------ DOCUMENT SEGMENT ------

The film was sent to be developed in Bono Labs in Arlington, Virginia, which, according to Aronofsky, was the only one to develop black and white reversal stock. Consequently, the crew only received dailies after a week of sending the footage in. Raw stock cost $5,414 and developing it cost $18,000. While the crew was able to shoot in the warehouse for free, they did have to pay the electricity bill, which increased dramatically during filming.

During post-production, most of the budget went toward the negative cut, which was a match back from an AVID cut list. Clint Mansell created the score on his equipment, for which he was paid a deferred fee. The rest of the money for music went toward rights for festival entries. There was a separate budget for film and lab for post-production for the blow-up release print, which cost roughly $25,571. Another $3,000 went to the 35mm optical soundtrack.

The production cost was $60,927, and post-production costs amounted to $68,183. Along with other expenses, including insurance, the film cost $134,815.

Themes

Mathematics
Pi features multiple references to mathematics and mathematical theories. For instance, Max finds the golden spiral occurring everywhere, including the stock market. Max's belief that diverse systems embodying highly nonlinear dynamics share a unifying pattern bears much similarity to results in chaos theory, which provides machinery for describing certain phenomena of nonlinear systems, which might be thought of as patterns. During the climactic drill scene, a pattern resembling a bifurcation diagram is apparent on Max's shattered mirror.

------ MATERIAL SHOWN ------

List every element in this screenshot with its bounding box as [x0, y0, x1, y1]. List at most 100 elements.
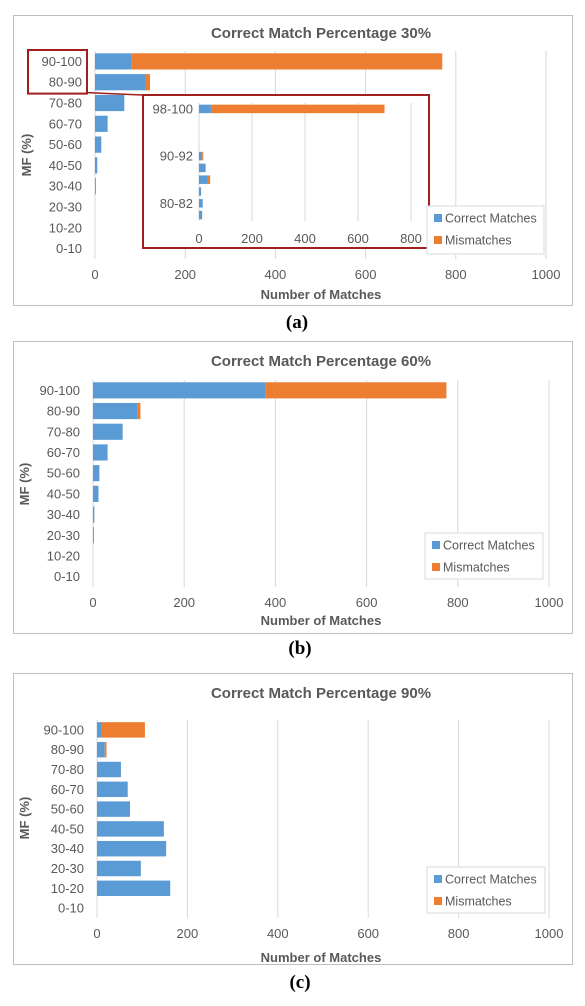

------
------ MATERIAL SHOWN ------

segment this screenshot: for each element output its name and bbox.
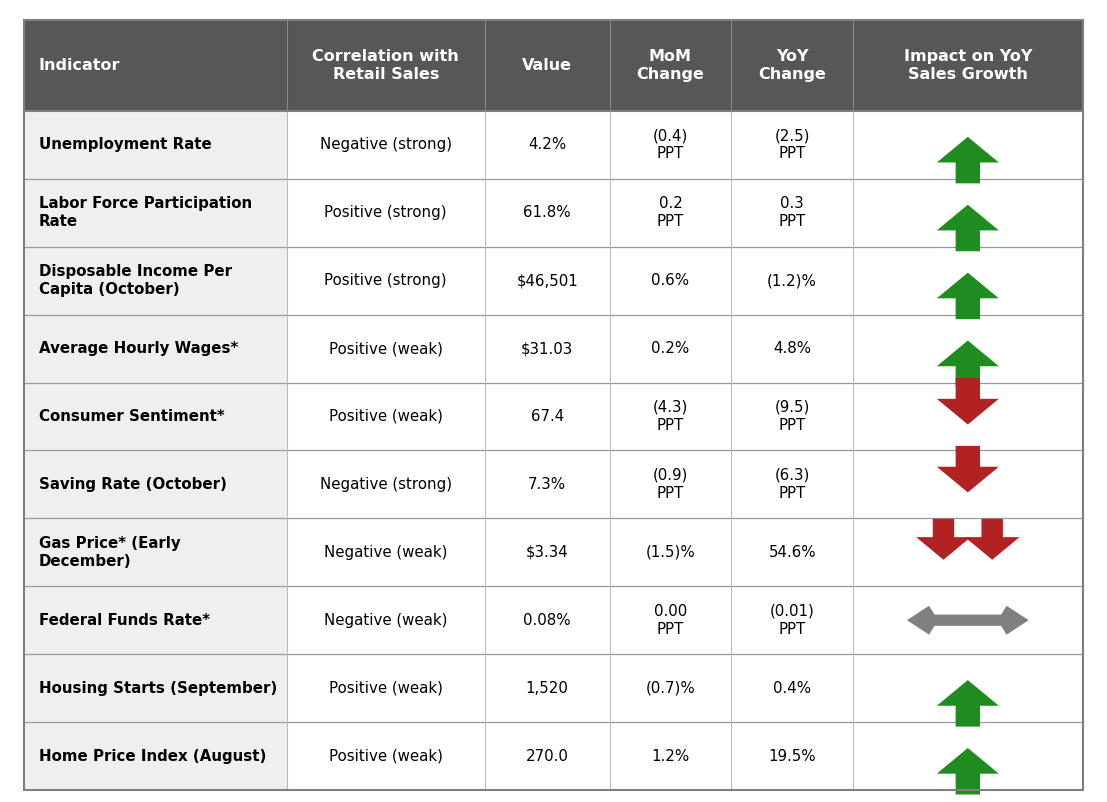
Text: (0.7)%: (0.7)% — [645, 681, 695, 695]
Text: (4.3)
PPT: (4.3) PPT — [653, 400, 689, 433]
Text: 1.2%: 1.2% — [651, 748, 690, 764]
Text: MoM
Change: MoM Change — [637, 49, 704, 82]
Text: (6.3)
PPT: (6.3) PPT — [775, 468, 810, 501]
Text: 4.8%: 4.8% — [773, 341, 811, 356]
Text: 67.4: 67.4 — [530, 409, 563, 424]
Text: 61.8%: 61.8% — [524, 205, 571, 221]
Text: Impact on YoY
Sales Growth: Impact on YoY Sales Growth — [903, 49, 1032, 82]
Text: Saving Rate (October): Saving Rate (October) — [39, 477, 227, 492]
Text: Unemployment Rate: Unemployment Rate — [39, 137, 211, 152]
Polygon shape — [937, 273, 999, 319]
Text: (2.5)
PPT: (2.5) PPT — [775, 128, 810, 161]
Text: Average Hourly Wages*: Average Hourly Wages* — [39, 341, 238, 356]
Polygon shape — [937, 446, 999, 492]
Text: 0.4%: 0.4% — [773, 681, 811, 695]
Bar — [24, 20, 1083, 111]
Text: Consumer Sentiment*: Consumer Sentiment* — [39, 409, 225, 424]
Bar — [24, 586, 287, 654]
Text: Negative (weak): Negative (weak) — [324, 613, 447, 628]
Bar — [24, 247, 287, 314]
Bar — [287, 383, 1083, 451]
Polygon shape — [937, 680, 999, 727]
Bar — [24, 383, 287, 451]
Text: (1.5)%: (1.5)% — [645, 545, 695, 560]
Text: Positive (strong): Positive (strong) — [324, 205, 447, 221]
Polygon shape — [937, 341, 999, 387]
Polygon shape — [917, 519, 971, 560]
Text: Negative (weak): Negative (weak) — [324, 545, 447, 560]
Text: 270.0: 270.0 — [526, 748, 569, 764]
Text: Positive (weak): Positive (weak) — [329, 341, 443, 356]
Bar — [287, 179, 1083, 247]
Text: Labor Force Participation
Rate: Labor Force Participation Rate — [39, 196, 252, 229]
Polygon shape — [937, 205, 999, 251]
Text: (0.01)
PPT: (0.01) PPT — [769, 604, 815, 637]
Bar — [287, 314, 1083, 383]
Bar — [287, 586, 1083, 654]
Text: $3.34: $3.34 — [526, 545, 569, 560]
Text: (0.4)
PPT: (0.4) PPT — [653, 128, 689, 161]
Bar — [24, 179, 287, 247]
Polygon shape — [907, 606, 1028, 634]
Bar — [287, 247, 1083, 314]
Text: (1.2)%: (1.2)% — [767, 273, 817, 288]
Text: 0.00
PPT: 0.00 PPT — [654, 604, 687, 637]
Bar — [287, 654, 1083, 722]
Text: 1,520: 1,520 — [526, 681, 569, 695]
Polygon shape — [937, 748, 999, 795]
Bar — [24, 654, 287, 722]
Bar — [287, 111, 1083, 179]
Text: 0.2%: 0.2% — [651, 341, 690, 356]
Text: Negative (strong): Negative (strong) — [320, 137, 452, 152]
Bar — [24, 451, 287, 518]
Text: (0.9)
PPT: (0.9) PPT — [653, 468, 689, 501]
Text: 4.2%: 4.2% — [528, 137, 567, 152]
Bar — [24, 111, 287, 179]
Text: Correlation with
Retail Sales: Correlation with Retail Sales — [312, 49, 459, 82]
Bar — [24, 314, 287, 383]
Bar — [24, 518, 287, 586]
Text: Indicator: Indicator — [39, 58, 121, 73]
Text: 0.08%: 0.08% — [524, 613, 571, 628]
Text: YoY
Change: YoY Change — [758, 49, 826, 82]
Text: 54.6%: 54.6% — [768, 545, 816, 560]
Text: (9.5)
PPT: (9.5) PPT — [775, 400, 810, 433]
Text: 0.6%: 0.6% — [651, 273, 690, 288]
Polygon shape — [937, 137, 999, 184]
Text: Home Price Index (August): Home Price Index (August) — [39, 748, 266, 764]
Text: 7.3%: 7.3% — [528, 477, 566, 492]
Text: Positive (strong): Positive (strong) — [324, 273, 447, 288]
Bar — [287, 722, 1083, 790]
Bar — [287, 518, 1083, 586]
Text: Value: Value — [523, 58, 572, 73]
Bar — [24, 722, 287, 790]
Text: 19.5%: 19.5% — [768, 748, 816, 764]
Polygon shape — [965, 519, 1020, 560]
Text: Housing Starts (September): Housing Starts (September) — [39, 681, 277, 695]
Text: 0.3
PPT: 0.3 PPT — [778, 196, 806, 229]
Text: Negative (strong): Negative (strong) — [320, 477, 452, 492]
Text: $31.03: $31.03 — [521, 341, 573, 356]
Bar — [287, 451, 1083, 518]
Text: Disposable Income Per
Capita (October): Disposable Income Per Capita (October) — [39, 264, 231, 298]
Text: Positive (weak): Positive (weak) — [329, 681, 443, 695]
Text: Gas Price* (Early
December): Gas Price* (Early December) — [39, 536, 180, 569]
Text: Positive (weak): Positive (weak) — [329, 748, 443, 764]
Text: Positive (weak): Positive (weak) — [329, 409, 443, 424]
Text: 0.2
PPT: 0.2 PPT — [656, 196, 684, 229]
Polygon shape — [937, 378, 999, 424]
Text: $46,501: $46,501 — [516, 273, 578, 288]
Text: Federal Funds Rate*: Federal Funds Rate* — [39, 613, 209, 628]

------

TASK INSTRUCTIONS
1. List every dollar amount that appears in the film passage.
2. Rewrite the lines of the records starting at the one that contains "segment this screenshot: for" and ending at the one that contains "PPT: (6.3) PPT — [775, 468, 810, 501]" as a numbered list, leaving out the picture.
The film passage and the records were taken from unrelated sources.

RESPONSES IN ORDER
1.
- $5,414
- $18,000
- $25,571
- $3,000
- $60,927
- $68,183
- $134,815

2.
1. segment this screenshot: for each element output its name and bbox.
2. Text: (0.7)%: (0.7)% — [645, 681, 695, 695]
3. Text: (4.3)
4. PPT: (4.3) PPT — [653, 400, 689, 433]
5. Text: 1.2%: 1.2% — [651, 748, 690, 764]
6. Text: MoM
7. Change: MoM Change — [637, 49, 704, 82]
8. Text: (6.3)
9. PPT: (6.3) PPT — [775, 468, 810, 501]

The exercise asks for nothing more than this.